---------- Records for the exercise ----------

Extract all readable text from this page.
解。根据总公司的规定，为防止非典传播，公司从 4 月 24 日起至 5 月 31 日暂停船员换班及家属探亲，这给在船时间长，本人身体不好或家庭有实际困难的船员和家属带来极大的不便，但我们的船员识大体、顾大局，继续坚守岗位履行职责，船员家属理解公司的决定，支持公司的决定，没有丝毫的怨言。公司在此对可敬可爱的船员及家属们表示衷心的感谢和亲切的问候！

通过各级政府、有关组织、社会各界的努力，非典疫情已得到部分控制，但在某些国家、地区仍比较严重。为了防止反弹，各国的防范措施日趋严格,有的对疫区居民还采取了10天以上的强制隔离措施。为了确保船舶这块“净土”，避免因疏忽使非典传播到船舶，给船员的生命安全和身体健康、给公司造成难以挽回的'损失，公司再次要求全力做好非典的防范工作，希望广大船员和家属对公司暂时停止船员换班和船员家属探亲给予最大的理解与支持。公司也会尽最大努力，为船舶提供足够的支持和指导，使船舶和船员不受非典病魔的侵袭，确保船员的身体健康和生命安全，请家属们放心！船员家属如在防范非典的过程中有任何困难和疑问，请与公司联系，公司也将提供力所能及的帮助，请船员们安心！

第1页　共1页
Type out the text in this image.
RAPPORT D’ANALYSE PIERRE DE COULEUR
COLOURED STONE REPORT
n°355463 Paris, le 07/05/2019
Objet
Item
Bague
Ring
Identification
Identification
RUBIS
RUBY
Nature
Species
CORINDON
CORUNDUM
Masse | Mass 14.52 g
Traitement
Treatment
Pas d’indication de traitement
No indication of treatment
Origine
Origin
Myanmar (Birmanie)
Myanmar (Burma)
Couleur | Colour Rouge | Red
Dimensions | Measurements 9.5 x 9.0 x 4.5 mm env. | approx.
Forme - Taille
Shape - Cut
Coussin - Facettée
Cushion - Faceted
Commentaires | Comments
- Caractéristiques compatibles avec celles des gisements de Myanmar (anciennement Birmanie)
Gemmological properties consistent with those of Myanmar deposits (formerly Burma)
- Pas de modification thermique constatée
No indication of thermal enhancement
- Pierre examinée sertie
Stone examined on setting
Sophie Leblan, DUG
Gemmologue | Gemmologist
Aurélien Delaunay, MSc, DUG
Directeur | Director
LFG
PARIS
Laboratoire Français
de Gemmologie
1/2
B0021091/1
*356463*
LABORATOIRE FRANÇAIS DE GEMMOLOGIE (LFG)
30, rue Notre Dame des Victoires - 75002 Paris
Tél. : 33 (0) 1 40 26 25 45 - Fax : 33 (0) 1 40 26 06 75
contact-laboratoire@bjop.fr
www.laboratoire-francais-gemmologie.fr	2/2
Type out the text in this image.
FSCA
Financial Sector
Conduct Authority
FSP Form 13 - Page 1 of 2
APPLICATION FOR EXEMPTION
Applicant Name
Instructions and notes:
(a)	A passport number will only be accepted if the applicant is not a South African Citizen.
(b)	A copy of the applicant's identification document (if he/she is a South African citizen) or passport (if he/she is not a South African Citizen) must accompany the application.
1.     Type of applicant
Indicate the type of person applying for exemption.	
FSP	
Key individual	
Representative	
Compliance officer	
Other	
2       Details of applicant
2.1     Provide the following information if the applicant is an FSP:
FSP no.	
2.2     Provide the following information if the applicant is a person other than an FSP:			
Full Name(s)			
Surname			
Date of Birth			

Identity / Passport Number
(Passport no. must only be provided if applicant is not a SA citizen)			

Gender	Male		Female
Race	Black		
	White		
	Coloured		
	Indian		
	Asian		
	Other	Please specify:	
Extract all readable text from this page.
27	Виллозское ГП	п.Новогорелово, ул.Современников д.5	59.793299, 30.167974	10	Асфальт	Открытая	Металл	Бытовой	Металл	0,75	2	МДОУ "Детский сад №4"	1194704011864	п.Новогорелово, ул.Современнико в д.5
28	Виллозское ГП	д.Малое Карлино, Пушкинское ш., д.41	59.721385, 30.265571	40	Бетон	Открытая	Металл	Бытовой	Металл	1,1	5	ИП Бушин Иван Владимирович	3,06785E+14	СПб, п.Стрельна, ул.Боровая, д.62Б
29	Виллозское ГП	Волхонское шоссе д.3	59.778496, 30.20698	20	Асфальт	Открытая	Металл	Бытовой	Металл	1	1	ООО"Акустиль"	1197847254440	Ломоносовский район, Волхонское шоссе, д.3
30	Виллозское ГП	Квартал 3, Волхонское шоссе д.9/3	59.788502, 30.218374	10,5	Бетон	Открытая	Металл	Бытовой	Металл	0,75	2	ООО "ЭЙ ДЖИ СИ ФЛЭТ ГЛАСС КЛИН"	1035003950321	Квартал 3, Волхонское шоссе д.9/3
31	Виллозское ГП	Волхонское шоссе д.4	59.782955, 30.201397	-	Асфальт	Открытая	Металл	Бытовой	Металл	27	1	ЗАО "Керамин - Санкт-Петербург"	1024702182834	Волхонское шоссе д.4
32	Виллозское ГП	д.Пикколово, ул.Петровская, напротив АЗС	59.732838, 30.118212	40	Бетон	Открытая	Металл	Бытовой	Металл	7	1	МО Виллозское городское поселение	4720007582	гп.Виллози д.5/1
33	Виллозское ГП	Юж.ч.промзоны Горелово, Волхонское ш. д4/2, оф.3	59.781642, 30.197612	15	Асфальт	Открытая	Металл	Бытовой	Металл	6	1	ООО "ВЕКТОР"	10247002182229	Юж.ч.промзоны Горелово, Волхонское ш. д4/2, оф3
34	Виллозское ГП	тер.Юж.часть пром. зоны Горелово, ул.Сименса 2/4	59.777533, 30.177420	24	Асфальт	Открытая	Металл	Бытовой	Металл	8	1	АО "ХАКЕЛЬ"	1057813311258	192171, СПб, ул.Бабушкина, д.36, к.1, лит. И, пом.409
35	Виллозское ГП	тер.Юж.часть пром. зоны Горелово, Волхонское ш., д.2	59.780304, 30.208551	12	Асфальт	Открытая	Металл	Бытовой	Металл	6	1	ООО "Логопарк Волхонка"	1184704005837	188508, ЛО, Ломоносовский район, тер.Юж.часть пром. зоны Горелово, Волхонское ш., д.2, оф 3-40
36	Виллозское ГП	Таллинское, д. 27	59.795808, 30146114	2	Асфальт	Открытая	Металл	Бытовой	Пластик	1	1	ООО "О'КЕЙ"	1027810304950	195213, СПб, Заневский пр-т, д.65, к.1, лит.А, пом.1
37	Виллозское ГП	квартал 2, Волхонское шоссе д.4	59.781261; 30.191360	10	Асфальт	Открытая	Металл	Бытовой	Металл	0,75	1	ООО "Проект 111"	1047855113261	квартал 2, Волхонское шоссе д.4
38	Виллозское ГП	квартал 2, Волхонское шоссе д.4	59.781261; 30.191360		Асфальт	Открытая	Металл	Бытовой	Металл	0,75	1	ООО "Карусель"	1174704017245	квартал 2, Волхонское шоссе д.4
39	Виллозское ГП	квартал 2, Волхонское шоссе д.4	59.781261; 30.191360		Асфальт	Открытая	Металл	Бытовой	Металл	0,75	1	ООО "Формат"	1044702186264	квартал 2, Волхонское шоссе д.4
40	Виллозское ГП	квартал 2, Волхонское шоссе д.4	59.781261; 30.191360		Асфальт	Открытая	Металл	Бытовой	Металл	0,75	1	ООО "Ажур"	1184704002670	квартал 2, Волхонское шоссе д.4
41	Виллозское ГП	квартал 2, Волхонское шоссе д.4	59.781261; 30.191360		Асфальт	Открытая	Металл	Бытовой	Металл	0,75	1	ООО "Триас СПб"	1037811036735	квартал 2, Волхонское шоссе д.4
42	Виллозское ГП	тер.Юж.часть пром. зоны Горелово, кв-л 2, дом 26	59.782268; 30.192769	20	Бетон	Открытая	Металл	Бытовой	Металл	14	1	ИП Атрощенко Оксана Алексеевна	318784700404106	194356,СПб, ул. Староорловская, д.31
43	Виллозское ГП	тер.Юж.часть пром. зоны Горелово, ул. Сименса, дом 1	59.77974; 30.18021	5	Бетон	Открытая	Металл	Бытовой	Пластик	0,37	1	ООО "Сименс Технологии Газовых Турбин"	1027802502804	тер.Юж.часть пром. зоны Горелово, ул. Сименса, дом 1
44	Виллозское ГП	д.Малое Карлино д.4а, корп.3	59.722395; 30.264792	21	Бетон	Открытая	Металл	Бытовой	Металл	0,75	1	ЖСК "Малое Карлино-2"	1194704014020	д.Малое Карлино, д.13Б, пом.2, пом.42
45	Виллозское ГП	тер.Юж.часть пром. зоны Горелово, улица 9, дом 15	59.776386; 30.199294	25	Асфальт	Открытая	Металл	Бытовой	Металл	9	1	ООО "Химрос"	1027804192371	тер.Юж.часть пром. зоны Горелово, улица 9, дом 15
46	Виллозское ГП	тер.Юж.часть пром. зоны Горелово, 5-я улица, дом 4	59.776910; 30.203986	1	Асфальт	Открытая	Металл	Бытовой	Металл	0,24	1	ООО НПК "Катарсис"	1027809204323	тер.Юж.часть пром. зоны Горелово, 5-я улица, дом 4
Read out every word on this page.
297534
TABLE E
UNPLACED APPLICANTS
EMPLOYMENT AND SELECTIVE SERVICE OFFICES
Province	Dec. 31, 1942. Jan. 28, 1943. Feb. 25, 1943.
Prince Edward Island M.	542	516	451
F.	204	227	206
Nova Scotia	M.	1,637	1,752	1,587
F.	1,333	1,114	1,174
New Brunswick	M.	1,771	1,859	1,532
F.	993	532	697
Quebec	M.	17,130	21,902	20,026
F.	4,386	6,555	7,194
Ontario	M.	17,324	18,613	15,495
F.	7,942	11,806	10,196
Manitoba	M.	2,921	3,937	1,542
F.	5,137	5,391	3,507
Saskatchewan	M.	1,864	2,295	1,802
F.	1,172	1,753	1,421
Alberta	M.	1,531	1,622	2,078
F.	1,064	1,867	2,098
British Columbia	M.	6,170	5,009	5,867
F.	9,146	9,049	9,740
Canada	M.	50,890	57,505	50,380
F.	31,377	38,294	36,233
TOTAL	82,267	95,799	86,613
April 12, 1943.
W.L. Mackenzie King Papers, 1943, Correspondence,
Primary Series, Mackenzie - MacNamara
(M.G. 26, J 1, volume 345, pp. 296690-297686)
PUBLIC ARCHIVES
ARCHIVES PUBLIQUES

----------

What the task asks = Gather all lines from the listing above in which "Myanmar" occurs.

Output for this task =
Myanmar (Birmanie)
Myanmar (Burma)
- Caractéristiques compatibles avec celles des gisements de Myanmar (anciennement Birmanie)
Gemmological properties consistent with those of Myanmar deposits (formerly Burma)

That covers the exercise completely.